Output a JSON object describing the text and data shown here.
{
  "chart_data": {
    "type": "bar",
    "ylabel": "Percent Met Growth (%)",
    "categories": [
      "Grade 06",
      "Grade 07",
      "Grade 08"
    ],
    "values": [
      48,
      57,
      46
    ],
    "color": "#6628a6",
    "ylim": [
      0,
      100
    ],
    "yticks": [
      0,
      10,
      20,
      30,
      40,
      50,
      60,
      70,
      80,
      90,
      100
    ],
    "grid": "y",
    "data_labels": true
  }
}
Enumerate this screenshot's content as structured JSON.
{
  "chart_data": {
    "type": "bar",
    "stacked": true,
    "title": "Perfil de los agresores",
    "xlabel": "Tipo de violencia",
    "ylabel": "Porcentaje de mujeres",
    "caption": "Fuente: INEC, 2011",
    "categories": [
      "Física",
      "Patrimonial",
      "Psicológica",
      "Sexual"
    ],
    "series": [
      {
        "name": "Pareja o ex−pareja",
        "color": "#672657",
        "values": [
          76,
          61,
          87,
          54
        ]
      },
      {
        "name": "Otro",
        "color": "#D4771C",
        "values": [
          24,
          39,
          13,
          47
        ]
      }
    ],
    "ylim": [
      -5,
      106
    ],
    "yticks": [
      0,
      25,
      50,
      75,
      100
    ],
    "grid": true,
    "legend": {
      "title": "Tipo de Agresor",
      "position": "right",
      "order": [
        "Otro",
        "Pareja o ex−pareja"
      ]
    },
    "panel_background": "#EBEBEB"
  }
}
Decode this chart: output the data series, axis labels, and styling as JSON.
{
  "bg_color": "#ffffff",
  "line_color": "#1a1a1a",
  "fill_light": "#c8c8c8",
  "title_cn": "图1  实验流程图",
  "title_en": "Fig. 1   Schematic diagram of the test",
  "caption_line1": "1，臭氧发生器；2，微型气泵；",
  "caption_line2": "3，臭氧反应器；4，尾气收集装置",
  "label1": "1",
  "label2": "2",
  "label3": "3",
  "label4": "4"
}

★ ★ ★ ★ ★ ★ ★

### What is required:
Output the records verbatim, from the first line to the last.

### Response for this exercise:
Output a JSON object describing the text and data shown here.
{
  "chart_data": {
    "type": "bar",
    "ylabel": "Percent Met Growth (%)",
    "categories": [
      "Grade 06",
      "Grade 07",
      "Grade 08"
    ],
    "values": [
      48,
      57,
      46
    ],
    "color": "#6628a6",
    "ylim": [
      0,
      100
    ],
    "yticks": [
      0,
      10,
      20,
      30,
      40,
      50,
      60,
      70,
      80,
      90,
      100
    ],
    "grid": "y",
    "data_labels": true
  }
}
Enumerate this screenshot's content as structured JSON.
{
  "chart_data": {
    "type": "bar",
    "stacked": true,
    "title": "Perfil de los agresores",
    "xlabel": "Tipo de violencia",
    "ylabel": "Porcentaje de mujeres",
    "caption": "Fuente: INEC, 2011",
    "categories": [
      "Física",
      "Patrimonial",
      "Psicológica",
      "Sexual"
    ],
    "series": [
      {
        "name": "Pareja o ex−pareja",
        "color": "#672657",
        "values": [
          76,
          61,
          87,
          54
        ]
      },
      {
        "name": "Otro",
        "color": "#D4771C",
        "values": [
          24,
          39,
          13,
          47
        ]
      }
    ],
    "ylim": [
      -5,
      106
    ],
    "yticks": [
      0,
      25,
      50,
      75,
      100
    ],
    "grid": true,
    "legend": {
      "title": "Tipo de Agresor",
      "position": "right",
      "order": [
        "Otro",
        "Pareja o ex−pareja"
      ]
    },
    "panel_background": "#EBEBEB"
  }
}
Decode this chart: output the data series, axis labels, and styling as JSON.
{
  "bg_color": "#ffffff",
  "line_color": "#1a1a1a",
  "fill_light": "#c8c8c8",
  "title_cn": "图1  实验流程图",
  "title_en": "Fig. 1   Schematic diagram of the test",
  "caption_line1": "1，臭氧发生器；2，微型气泵；",
  "caption_line2": "3，臭氧反应器；4，尾气收集装置",
  "label1": "1",
  "label2": "2",
  "label3": "3",
  "label4": "4"
}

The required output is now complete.